### AIM
Copy out each line of the material in which the word "Tourism" appears.

--------

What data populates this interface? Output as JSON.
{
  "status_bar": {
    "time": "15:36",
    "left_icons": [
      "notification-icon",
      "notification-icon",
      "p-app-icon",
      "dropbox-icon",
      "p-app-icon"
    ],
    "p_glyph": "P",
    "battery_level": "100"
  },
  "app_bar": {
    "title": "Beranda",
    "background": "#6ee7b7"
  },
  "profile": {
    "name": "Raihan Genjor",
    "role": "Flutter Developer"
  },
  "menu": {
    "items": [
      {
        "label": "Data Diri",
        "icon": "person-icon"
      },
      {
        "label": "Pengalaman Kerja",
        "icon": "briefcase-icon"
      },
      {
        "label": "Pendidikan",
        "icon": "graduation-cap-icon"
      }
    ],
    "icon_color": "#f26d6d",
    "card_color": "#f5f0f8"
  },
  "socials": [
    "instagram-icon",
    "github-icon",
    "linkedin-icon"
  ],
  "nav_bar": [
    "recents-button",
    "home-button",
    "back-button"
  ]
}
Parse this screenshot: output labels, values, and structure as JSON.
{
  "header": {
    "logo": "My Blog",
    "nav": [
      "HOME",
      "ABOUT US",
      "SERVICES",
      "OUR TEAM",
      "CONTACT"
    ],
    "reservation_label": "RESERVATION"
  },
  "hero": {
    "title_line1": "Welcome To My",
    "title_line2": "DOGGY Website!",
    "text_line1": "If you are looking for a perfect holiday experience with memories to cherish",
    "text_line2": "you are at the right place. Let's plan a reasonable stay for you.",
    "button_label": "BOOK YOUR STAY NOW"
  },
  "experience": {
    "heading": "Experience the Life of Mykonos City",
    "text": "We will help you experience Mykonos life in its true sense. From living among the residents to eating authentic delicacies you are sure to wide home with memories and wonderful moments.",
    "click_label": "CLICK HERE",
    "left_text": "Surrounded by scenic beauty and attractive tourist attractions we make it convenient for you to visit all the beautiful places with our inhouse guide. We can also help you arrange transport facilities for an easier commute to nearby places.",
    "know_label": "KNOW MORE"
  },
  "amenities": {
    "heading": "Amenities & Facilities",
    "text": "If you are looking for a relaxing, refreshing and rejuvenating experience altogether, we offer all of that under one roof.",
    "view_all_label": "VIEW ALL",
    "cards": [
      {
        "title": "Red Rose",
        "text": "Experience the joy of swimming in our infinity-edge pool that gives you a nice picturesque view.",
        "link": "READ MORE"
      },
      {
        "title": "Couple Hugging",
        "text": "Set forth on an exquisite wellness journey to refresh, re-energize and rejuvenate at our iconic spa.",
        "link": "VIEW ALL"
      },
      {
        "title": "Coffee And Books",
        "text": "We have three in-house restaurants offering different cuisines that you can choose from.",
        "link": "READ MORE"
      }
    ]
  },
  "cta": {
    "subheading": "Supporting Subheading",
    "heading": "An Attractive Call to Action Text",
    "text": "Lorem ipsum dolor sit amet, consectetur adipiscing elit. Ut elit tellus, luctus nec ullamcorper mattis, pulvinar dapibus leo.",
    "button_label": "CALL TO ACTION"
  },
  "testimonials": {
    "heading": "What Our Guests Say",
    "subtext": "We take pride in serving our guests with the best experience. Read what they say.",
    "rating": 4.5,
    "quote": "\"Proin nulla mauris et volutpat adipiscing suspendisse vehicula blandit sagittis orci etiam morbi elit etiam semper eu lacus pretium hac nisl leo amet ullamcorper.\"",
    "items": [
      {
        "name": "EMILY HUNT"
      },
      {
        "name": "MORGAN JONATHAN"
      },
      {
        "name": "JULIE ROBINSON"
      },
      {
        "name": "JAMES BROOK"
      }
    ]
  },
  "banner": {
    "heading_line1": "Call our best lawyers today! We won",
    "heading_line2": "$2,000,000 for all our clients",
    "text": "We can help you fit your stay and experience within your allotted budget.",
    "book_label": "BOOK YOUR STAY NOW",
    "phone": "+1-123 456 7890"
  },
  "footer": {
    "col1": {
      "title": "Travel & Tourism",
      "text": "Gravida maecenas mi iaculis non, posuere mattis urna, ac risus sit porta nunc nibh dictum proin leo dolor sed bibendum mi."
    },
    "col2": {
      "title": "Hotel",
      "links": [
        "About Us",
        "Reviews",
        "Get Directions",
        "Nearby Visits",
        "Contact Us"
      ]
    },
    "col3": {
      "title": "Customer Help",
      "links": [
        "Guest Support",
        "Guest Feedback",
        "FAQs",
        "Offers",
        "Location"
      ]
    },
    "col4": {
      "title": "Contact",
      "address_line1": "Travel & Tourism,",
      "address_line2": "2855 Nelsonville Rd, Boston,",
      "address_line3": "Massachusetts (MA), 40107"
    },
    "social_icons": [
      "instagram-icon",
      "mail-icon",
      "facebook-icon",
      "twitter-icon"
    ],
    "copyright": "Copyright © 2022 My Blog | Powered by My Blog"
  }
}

--------

### FULL OUTPUT
      "title": "Travel & Tourism",
      "address_line1": "Travel & Tourism,",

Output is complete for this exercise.